■ TASK DATA ■
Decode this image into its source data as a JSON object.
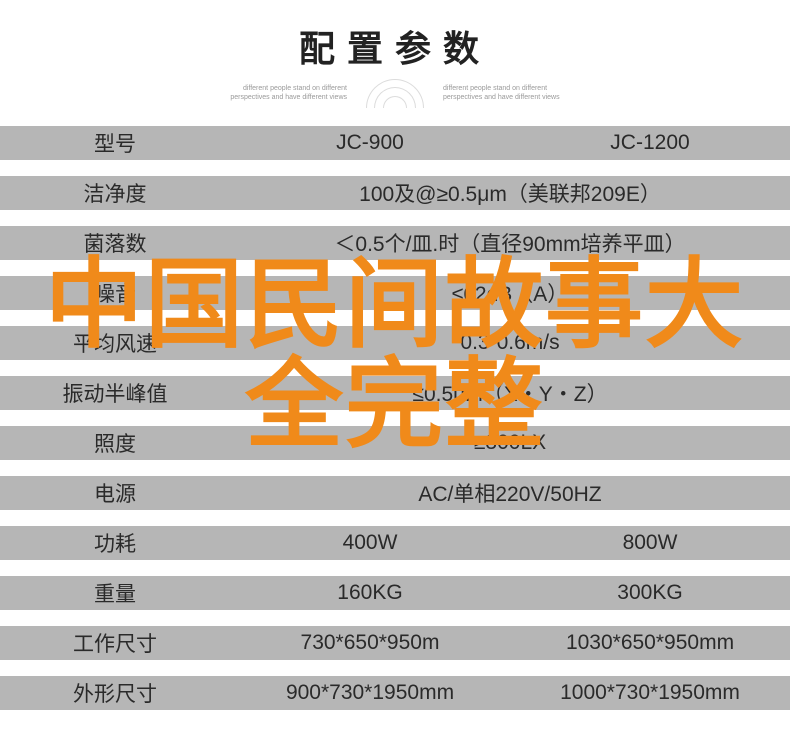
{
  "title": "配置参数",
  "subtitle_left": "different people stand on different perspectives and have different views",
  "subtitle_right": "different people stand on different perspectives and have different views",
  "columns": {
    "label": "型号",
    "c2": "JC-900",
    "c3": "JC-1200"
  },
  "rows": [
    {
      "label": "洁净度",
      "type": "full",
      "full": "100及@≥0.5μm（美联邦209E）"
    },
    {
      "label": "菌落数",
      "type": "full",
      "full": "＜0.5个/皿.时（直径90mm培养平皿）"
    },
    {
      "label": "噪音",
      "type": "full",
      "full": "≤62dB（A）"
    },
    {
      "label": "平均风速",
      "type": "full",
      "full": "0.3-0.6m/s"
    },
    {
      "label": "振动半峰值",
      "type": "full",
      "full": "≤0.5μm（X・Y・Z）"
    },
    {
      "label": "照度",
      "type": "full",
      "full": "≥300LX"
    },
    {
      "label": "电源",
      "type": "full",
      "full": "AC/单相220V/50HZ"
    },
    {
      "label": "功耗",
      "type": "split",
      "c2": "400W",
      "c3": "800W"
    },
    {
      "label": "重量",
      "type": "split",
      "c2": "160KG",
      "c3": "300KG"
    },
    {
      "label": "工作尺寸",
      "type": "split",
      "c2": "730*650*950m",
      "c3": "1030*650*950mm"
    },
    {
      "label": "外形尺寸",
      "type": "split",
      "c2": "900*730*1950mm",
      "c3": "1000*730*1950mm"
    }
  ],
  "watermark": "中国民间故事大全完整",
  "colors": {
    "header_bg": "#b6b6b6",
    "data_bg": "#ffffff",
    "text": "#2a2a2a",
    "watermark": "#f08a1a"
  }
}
* * *
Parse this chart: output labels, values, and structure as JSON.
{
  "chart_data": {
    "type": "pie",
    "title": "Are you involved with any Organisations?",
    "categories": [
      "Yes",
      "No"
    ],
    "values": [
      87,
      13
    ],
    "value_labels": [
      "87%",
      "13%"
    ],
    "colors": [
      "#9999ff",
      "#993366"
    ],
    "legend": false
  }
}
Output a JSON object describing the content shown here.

■ EXERCISE INSTRUCTIONS ■
Exactly the lines above from the one with "Parse this chart: output" to the one with "Output a JSON", both included, are to be quoted; leave the rest out.

■ FINISHED ANSWER ■
Parse this chart: output labels, values, and structure as JSON.
{
  "chart_data": {
    "type": "pie",
    "title": "Are you involved with any Organisations?",
    "categories": [
      "Yes",
      "No"
    ],
    "values": [
      87,
      13
    ],
    "value_labels": [
      "87%",
      "13%"
    ],
    "colors": [
      "#9999ff",
      "#993366"
    ],
    "legend": false
  }
}
Output a JSON object describing the content shown here.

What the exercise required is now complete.